#### PROBLEM REQUIREMENTS:
Present each line of the listing below as a row in a Markdown table with the columns Row and Line. Leave out blank lines.

○ ○ ○ ○ ○

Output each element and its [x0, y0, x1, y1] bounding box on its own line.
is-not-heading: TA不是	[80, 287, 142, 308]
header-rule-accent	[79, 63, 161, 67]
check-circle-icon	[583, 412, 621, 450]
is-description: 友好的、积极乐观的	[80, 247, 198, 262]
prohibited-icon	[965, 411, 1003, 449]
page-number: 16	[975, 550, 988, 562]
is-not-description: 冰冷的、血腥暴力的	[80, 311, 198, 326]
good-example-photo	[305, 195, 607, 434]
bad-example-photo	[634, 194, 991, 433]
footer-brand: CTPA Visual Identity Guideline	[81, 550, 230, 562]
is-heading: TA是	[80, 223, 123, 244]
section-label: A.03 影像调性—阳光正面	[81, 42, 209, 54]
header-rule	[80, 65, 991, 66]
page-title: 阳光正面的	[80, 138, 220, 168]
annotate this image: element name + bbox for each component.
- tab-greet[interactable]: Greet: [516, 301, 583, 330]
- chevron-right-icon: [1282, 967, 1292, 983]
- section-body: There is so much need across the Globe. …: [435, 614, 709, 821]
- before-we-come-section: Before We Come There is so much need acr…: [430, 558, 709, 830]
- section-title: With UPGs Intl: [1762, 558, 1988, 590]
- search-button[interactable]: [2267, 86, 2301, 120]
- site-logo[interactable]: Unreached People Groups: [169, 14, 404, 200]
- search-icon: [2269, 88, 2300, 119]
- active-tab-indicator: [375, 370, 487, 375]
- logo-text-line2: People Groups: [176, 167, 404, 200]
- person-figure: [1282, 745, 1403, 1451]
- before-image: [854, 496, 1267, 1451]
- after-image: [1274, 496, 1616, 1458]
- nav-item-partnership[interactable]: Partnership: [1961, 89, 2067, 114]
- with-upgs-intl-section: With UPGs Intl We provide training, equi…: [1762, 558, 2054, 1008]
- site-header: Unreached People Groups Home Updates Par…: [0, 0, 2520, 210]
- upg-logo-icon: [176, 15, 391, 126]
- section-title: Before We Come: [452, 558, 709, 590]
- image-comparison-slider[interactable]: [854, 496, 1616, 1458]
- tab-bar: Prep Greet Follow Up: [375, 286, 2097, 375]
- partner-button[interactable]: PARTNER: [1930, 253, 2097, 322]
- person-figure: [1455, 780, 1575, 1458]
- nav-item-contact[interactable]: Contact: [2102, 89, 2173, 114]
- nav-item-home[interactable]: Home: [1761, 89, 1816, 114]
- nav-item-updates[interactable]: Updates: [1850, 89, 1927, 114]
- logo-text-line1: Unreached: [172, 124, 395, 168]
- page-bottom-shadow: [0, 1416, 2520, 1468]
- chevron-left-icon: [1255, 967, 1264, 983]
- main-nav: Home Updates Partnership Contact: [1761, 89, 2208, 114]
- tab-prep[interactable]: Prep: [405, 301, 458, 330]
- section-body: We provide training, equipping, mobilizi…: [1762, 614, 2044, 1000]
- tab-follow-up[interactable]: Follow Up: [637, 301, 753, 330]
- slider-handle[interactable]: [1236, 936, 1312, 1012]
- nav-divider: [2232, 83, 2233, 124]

○ ○ ○ ○ ○

#### FINISHED ANSWER:
| Row | Line |
|---|---|
| 1 | Output each element and its [x0, y0, x1, y1] bounding box on its own line. |
| 2 | is-not-heading: TA不是	[80, 287, 142, 308] |
| 3 | header-rule-accent	[79, 63, 161, 67] |
| 4 | check-circle-icon	[583, 412, 621, 450] |
| 5 | is-description: 友好的、积极乐观的	[80, 247, 198, 262] |
| 6 | prohibited-icon	[965, 411, 1003, 449] |
| 7 | page-number: 16	[975, 550, 988, 562] |
| 8 | is-not-description: 冰冷的、血腥暴力的	[80, 311, 198, 326] |
| 9 | good-example-photo	[305, 195, 607, 434] |
| 10 | bad-example-photo	[634, 194, 991, 433] |
| 11 | footer-brand: CTPA Visual Identity Guideline	[81, 550, 230, 562] |
| 12 | is-heading: TA是	[80, 223, 123, 244] |
| 13 | section-label: A.03 影像调性—阳光正面	[81, 42, 209, 54] |
| 14 | header-rule	[80, 65, 991, 66] |
| 15 | page-title: 阳光正面的	[80, 138, 220, 168] |
| 16 | annotate this image: element name + bbox for each component. |
| 17 | - tab-greet[interactable]: Greet: [516, 301, 583, 330] |
| 18 | - chevron-right-icon: [1282, 967, 1292, 983] |
| 19 | - section-body: There is so much need across the Globe. …: [435, 614, 709, 821] |
| 20 | - before-we-come-section: Before We Come There is so much need acr…: [430, 558, 709, 830] |
| 21 | - section-title: With UPGs Intl: [1762, 558, 1988, 590] |
| 22 | - search-button[interactable]: [2267, 86, 2301, 120] |
| 23 | - site-logo[interactable]: Unreached People Groups: [169, 14, 404, 200] |
| 24 | - search-icon: [2269, 88, 2300, 119] |
| 25 | - active-tab-indicator: [375, 370, 487, 375] |
| 26 | - logo-text-line2: People Groups: [176, 167, 404, 200] |
| 27 | - person-figure: [1282, 745, 1403, 1451] |
| 28 | - before-image: [854, 496, 1267, 1451] |
| 29 | - after-image: [1274, 496, 1616, 1458] |
| 30 | - nav-item-partnership[interactable]: Partnership: [1961, 89, 2067, 114] |
| 31 | - with-upgs-intl-section: With UPGs Intl We provide training, equi…: [1762, 558, 2054, 1008] |
| 32 | - site-header: Unreached People Groups Home Updates Par…: [0, 0, 2520, 210] |
| 33 | - upg-logo-icon: [176, 15, 391, 126] |
| 34 | - section-title: Before We Come: [452, 558, 709, 590] |
| 35 | - image-comparison-slider[interactable]: [854, 496, 1616, 1458] |
| 36 | - tab-bar: Prep Greet Follow Up: [375, 286, 2097, 375] |
| 37 | - partner-button[interactable]: PARTNER: [1930, 253, 2097, 322] |
| 38 | - person-figure: [1455, 780, 1575, 1458] |
| 39 | - nav-item-contact[interactable]: Contact: [2102, 89, 2173, 114] |
| 40 | - nav-item-home[interactable]: Home: [1761, 89, 1816, 114] |
| 41 | - nav-item-updates[interactable]: Updates: [1850, 89, 1927, 114] |
| 42 | - logo-text-line1: Unreached: [172, 124, 395, 168] |
| 43 | - page-bottom-shadow: [0, 1416, 2520, 1468] |
| 44 | - chevron-left-icon: [1255, 967, 1264, 983] |
| 45 | - main-nav: Home Updates Partnership Contact: [1761, 89, 2208, 114] |
| 46 | - tab-prep[interactable]: Prep: [405, 301, 458, 330] |
| 47 | - section-body: We provide training, equipping, mobilizi…: [1762, 614, 2044, 1000] |
| 48 | - tab-follow-up[interactable]: Follow Up: [637, 301, 753, 330] |
| 49 | - slider-handle[interactable]: [1236, 936, 1312, 1012] |
| 50 | - nav-divider: [2232, 83, 2233, 124] |